Übungstext:
# # # # #

Die Betreuung wird für Sprösslinge zwischen drei und zwölf Jahren von 7 bis 16 Uhr angeboten. Pädagogen von externen Dienstleistern wie Kinderfreunde und Hilfswerk passen auf die Kleinsten auf. Der aktuelle "Einsatzplan" sieht 221 Betreuungsplätze in fünf Bundesländern vor: 71 Kinder in Niederösterreich, 61 in der Steiermark, 15 in Wien, 54 in Salzburg und 20 in Tirol.
Mit diesen Betriebskindergärten will das Bundesheer den modernen Anforderungen am Arbeitsmarkt gerecht werden und den Bediensteten höhere Mobilitätsbereitschaft und Arbeitszeitflexibilität ermöglichen. Gerade während der kindergarten-, schul- oder hortfreien Zeit stellen sich Eltern die Frage, wie eine durchgehende adäquate Betreuung der Kinder gewährleistet werden kann. Gleichzeitig sieht man das Projekt im Ressort als Beitrag zur Erreichung der Barcelona-Ziele (Schaffung von Kinderbetreuungsplätzen).
"Unkonventionell, aber zeitgemäß"
Das Bundesheer gehe "einen neuen, für manche vielleicht auch unkonventionellen, aus meiner Sicht aber zeitgemäßen Weg", sagte Verteidigungsminister Norbert Darabos. "Durch das Angebot der Kinderbetreuung verbessern wir die Vereinbarkeit von Familie und Beruf im Bundesheer. Das Pilotprojekt zur Kinderbetreuung bringt eine deutliche Entlastung für die Familien der Soldaten. Die Eltern müssen nicht mühsam jeden Tag eine Betreuung finden - sie haben in der Kaserne beste Bedingungen für den Nachwuchs", so der Minister.
Die Kinderbetreuung ist Teil der sogenannten Familienbetreuung, deren Ziel es sei, vor allem im Zusammenhang mit internationalen Einsätzen den Soldaten im Einsatz den "Rücken freizuhalten". Die Familienbetreuung kümmert sich insbesondere um die Auslandseinsatz-Soldaten und deren Familien, sie werden zum Beispiel mit Informationen versorgt und bei Schwierigkeiten unterstützt. Seit 2006 gab es 2.687 solche Betreuungs-Kontakte, 1.264 davon alleine während des Tschad-Einsatzes.

# # # # #

Ihre Aufgabe: Prüfen Sie anhand des Textes über die Kinderbetreuung beim Bundesheer, ob die Aussagen (a), (b) und (c) zutreffen, und belegen Sie jedes Ja oder Nein mit dem entscheidenden Wortlaut aus dem Text. (a) Die Betreuung steht Kindern zwischen drei und zwölf Jahren von 7 bis 16 Uhr offen. (b) In Wien sind 61 Betreuungsplätze vorgesehen. (c) Von den Betreuungskontakten seit 2006 entfielen 1.264 auf den Tschad-Einsatz.

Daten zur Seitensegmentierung
# # # # #

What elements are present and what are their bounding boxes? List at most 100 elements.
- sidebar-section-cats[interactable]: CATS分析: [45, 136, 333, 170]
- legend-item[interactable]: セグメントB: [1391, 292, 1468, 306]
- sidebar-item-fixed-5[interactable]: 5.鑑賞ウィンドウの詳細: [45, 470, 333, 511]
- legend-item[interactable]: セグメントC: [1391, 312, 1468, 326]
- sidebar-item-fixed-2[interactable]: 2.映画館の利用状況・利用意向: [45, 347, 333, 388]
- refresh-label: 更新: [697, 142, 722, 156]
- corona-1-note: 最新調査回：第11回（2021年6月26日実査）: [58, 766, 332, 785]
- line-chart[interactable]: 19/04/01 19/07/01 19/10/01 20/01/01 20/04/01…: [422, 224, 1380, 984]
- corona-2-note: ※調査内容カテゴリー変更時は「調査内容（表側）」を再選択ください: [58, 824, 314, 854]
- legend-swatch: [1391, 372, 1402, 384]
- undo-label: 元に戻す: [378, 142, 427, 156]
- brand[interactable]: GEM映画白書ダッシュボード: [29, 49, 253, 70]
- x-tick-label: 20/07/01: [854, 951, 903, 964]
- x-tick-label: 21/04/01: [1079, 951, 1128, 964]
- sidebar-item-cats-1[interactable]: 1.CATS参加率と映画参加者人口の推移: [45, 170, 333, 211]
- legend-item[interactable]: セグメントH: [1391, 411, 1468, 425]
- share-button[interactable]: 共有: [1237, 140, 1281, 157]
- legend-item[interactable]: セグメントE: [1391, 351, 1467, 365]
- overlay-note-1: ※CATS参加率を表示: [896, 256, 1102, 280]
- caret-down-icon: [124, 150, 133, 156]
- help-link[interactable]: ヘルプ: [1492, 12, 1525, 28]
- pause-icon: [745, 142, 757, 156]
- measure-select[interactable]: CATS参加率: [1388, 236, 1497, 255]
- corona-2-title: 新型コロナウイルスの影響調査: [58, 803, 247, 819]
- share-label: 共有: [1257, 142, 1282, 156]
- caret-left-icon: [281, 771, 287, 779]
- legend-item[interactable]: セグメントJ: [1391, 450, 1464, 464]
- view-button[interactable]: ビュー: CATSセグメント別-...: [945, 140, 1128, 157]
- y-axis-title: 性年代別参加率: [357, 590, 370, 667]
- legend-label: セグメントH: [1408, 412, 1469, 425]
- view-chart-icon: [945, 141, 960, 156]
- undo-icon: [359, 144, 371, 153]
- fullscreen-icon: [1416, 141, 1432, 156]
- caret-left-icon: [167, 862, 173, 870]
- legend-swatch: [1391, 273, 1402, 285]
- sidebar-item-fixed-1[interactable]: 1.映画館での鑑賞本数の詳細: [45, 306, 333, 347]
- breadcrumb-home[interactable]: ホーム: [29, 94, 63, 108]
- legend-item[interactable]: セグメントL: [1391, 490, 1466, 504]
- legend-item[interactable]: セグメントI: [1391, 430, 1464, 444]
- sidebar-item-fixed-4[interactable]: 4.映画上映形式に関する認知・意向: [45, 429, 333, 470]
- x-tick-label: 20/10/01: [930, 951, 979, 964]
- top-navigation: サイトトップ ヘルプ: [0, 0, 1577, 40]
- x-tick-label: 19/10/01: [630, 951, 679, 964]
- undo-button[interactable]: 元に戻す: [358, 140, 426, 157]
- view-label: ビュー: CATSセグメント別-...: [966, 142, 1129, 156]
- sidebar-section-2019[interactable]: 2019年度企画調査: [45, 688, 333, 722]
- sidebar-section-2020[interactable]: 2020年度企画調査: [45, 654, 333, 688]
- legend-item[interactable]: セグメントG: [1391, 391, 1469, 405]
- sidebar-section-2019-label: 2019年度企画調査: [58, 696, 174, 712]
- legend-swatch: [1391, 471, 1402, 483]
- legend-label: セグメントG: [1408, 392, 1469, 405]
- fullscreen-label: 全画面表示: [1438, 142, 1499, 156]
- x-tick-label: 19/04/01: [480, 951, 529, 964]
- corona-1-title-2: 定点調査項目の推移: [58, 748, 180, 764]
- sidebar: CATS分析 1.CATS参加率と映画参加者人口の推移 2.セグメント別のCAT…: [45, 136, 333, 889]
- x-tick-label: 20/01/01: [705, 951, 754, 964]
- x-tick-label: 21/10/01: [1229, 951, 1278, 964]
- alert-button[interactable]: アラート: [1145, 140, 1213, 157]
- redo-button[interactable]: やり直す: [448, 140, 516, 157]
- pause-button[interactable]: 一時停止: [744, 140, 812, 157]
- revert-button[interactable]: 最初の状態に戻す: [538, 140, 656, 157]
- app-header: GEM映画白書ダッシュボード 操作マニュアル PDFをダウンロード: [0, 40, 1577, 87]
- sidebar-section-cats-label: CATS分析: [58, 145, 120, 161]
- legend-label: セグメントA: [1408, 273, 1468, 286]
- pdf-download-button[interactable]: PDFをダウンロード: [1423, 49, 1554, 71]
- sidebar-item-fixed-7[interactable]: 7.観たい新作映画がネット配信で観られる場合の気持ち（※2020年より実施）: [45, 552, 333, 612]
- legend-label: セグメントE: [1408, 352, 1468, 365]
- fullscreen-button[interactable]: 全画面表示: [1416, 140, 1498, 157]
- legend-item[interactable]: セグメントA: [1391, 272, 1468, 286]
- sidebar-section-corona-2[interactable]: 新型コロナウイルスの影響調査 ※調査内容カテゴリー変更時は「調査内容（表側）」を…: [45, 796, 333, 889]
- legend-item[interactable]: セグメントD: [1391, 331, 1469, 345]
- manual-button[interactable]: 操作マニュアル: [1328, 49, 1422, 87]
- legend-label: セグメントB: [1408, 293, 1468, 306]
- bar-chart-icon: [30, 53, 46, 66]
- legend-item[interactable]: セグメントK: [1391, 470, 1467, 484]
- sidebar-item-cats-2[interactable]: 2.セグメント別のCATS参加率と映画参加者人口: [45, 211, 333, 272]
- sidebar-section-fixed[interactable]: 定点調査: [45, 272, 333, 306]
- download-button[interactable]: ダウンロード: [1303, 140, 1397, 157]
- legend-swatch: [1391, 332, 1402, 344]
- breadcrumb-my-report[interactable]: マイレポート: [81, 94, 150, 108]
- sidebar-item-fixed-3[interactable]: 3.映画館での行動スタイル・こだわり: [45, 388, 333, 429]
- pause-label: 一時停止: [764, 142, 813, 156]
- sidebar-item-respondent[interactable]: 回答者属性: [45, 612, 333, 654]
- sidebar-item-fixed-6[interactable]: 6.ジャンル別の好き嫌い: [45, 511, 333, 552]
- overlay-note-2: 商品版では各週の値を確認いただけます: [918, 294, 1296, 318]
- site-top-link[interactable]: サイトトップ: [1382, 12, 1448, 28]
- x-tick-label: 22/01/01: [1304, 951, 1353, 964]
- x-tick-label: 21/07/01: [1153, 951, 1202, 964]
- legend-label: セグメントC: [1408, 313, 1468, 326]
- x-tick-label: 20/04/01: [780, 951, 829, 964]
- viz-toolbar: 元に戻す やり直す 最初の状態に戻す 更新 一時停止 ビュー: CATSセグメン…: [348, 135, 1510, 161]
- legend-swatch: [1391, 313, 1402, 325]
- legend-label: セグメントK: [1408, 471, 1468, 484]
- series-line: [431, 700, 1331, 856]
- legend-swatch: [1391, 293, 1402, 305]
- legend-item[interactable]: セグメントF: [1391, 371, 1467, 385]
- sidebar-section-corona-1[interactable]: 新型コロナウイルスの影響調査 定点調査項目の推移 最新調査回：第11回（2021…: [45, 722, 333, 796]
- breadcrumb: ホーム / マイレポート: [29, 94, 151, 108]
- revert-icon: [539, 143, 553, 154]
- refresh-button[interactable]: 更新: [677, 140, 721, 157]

# # # # #

Lösung der Aufgabe:
(a) Ja: „Die Betreuung wird für Sprösslinge zwischen drei und zwölf Jahren von 7 bis 16 Uhr angeboten.“
(b) Nein: „15 in Wien“
(c) Ja: „Seit 2006 gab es 2.687 solche Betreuungs-Kontakte, 1.264 davon alleine während des Tschad-Einsatzes.“